Reply only with how many lines contain the word "يتحدث".
— start Records for the task —
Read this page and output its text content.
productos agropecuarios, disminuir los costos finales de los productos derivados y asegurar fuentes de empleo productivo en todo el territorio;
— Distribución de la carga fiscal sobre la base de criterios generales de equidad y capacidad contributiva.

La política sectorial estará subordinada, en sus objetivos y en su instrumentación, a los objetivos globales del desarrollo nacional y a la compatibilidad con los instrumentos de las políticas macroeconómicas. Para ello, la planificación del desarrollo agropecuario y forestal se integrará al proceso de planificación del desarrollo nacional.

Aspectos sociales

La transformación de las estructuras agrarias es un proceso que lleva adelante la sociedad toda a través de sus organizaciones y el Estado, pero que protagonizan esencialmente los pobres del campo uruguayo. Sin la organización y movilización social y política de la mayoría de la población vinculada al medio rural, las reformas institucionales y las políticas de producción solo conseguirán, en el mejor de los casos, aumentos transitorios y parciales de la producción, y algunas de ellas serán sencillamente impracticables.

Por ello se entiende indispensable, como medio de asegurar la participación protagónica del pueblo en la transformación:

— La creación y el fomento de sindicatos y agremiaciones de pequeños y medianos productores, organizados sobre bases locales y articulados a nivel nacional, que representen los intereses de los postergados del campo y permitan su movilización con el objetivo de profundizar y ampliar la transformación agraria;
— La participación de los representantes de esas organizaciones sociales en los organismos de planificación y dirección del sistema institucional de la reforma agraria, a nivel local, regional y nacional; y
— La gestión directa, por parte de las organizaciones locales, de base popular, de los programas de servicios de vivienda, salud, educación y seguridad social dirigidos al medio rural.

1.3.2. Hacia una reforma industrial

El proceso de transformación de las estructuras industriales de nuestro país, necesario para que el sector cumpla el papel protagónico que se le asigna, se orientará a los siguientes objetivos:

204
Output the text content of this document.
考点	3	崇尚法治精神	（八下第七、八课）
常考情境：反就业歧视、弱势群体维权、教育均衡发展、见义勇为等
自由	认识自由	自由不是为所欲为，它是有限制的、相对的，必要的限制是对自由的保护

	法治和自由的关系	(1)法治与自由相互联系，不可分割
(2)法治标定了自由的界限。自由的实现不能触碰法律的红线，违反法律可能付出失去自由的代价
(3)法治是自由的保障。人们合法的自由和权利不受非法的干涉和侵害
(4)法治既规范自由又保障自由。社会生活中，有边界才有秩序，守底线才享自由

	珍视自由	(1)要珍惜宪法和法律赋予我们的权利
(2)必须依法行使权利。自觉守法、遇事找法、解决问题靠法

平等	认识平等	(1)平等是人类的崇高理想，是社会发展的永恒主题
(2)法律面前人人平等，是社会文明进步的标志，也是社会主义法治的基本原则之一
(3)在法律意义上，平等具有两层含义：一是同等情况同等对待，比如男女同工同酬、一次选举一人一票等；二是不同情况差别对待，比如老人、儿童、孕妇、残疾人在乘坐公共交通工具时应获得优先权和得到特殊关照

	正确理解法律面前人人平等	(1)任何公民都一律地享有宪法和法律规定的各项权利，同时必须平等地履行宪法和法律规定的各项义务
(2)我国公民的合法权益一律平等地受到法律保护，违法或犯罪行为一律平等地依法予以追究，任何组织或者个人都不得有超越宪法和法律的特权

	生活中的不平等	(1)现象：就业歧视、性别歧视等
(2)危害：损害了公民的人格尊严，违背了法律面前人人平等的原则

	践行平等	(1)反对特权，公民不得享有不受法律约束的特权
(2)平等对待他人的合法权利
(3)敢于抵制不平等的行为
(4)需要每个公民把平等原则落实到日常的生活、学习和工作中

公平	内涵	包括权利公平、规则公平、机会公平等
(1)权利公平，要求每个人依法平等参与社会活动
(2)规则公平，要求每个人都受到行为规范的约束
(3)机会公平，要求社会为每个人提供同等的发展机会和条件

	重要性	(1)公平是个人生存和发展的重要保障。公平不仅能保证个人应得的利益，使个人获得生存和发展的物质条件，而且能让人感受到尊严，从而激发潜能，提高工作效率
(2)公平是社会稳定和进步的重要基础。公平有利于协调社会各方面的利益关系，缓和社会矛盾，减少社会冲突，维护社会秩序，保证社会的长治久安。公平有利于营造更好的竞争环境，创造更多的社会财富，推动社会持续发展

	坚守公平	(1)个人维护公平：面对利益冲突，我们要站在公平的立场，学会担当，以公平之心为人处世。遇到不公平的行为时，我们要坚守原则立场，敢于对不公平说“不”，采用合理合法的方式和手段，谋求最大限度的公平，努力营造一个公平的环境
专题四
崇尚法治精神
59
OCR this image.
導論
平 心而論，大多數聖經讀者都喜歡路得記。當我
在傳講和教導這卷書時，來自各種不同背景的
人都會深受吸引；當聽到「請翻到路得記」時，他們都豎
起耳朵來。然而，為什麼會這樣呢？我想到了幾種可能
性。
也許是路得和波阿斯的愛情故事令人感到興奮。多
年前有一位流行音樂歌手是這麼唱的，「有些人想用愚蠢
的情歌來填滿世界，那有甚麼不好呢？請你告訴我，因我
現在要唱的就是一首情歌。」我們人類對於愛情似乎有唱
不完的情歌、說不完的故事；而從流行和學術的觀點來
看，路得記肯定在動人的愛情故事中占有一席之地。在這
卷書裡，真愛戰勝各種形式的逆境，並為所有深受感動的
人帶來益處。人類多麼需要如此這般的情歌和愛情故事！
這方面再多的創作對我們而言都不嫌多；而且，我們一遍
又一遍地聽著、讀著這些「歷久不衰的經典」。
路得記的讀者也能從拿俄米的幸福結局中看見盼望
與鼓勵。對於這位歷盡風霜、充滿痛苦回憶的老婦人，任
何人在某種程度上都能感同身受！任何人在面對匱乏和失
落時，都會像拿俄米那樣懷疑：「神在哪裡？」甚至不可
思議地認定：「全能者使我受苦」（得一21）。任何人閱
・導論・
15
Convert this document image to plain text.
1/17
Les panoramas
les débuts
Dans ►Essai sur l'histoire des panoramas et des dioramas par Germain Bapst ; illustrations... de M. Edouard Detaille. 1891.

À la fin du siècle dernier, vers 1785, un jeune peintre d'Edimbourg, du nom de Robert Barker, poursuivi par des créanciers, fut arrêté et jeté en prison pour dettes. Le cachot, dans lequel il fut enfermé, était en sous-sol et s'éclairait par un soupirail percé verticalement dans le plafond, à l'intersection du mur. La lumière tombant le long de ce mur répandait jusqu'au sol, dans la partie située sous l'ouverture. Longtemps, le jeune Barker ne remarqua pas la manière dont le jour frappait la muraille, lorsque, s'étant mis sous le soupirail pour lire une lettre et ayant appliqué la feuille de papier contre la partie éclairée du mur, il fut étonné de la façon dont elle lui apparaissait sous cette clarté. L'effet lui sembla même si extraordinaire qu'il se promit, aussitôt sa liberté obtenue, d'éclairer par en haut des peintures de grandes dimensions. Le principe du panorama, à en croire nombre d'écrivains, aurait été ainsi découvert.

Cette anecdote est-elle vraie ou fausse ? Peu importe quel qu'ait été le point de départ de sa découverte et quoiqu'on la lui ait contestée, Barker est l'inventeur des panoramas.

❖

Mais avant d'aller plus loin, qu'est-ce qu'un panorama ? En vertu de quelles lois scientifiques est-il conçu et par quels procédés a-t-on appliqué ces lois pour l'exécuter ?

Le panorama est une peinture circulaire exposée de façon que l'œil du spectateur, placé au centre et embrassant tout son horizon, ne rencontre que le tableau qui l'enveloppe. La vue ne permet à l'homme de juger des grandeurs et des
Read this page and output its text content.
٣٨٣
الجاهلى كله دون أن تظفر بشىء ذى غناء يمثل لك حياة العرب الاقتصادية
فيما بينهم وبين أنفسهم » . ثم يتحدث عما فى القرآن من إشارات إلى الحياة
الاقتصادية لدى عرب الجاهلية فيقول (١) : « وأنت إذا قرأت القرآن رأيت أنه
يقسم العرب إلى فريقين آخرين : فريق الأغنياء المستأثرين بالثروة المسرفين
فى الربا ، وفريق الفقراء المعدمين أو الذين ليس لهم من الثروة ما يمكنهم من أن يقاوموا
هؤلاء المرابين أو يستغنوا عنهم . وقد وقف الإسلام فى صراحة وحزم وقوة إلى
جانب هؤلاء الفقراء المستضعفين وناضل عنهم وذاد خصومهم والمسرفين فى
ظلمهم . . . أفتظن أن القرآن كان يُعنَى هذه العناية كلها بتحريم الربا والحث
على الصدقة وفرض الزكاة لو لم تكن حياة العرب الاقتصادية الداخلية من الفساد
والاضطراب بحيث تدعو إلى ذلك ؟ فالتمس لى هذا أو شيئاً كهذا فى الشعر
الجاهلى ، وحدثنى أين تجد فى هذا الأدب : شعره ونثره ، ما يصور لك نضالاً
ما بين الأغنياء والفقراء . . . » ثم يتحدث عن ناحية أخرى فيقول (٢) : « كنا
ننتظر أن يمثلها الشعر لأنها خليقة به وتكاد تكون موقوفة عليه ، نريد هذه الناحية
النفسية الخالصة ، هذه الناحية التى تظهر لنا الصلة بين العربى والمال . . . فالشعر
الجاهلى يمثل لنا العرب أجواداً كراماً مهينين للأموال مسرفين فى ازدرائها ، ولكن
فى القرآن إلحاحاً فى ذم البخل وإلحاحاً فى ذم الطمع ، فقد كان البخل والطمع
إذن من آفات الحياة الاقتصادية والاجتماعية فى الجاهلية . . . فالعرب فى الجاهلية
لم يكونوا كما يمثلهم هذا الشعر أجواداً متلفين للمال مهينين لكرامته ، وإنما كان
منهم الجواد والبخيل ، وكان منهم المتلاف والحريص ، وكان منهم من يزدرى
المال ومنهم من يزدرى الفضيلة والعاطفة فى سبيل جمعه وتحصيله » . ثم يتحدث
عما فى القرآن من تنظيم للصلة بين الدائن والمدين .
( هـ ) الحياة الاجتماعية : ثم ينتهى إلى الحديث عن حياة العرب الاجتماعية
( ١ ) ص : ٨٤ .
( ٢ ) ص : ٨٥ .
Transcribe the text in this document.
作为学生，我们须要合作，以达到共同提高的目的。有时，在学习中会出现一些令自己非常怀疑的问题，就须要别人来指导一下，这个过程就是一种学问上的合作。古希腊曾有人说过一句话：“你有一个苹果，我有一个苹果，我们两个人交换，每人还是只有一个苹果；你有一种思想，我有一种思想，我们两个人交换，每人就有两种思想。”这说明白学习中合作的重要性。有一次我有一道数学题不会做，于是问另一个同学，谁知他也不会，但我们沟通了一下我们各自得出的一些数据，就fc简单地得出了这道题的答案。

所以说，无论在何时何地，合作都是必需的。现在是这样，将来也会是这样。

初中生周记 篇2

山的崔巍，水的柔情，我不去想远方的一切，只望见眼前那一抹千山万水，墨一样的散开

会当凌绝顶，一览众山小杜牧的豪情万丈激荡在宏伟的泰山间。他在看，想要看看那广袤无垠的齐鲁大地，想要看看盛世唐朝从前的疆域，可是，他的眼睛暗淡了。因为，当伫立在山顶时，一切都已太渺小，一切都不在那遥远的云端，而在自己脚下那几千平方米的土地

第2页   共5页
— end Records for the task —
Correct response: 3